╭──

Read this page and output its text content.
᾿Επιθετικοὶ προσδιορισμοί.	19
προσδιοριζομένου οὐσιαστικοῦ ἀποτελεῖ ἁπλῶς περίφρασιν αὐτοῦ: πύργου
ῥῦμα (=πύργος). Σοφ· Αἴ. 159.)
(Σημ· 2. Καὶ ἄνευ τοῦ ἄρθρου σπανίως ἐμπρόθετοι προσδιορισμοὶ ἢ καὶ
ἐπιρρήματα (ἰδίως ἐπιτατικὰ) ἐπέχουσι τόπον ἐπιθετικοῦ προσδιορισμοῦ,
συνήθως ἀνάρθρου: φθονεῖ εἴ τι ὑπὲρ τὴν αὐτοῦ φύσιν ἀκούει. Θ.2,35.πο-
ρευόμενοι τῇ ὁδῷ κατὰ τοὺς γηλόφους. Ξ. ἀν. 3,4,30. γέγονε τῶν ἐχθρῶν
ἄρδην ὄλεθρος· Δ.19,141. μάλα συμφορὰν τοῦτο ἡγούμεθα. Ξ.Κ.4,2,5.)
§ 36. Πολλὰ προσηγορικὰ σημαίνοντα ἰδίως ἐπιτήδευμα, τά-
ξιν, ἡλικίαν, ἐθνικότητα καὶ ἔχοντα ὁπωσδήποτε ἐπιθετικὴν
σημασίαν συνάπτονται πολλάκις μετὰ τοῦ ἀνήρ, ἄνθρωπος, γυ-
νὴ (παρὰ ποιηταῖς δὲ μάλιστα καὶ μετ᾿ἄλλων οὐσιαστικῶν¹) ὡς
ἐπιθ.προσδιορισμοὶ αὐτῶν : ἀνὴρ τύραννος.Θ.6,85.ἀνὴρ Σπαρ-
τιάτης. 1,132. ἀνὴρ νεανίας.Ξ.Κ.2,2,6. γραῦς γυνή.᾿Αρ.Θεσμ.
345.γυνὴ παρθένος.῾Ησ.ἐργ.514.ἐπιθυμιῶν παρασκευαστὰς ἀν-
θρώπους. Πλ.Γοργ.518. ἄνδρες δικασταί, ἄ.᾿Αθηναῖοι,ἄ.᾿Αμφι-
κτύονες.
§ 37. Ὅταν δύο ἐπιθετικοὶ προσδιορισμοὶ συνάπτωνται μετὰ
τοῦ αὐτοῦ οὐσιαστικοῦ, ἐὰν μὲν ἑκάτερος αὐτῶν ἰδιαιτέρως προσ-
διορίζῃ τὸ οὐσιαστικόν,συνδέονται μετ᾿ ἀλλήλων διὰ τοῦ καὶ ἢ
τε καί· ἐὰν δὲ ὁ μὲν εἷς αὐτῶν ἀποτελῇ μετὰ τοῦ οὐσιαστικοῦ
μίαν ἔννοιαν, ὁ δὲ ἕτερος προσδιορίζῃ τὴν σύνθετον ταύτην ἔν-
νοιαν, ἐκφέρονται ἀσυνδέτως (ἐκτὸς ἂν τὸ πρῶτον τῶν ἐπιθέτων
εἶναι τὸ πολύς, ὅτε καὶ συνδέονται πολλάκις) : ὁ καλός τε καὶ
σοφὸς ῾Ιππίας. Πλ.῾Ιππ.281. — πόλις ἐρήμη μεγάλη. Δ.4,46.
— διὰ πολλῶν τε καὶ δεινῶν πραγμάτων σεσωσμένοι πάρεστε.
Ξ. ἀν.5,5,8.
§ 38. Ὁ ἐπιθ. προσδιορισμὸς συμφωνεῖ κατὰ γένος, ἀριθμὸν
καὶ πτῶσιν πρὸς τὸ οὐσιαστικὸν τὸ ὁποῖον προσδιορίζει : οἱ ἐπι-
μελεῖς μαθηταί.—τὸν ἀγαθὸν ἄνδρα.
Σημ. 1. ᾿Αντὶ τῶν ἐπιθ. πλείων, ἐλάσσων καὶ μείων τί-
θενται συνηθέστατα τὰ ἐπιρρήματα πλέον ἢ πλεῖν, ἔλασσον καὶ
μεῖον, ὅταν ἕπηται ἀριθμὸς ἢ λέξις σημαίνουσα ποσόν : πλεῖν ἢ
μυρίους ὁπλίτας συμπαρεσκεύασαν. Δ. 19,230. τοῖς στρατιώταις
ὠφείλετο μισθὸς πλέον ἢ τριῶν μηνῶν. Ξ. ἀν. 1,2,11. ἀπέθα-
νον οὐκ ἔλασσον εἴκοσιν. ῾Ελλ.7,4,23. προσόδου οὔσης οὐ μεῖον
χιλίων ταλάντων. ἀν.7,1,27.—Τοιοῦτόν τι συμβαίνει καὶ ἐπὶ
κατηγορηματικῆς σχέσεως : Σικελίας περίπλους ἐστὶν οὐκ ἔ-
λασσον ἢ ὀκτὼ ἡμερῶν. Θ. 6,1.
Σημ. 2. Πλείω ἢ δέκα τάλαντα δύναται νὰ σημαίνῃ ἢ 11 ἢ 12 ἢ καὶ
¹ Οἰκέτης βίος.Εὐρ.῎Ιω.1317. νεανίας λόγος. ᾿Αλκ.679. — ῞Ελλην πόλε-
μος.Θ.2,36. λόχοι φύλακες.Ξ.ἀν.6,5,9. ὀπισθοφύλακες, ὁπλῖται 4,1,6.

╰──

From the entries above, copy each line holding "πλεῖν".

θενται συνηθέστατα τὰ ἐπιρρήματα πλέον ἢ πλεῖν, ἔλασσον καὶ
μεῖον, ὅταν ἕπηται ἀριθμὸς ἢ λέξις σημαίνουσα ποσόν : πλεῖν ἢ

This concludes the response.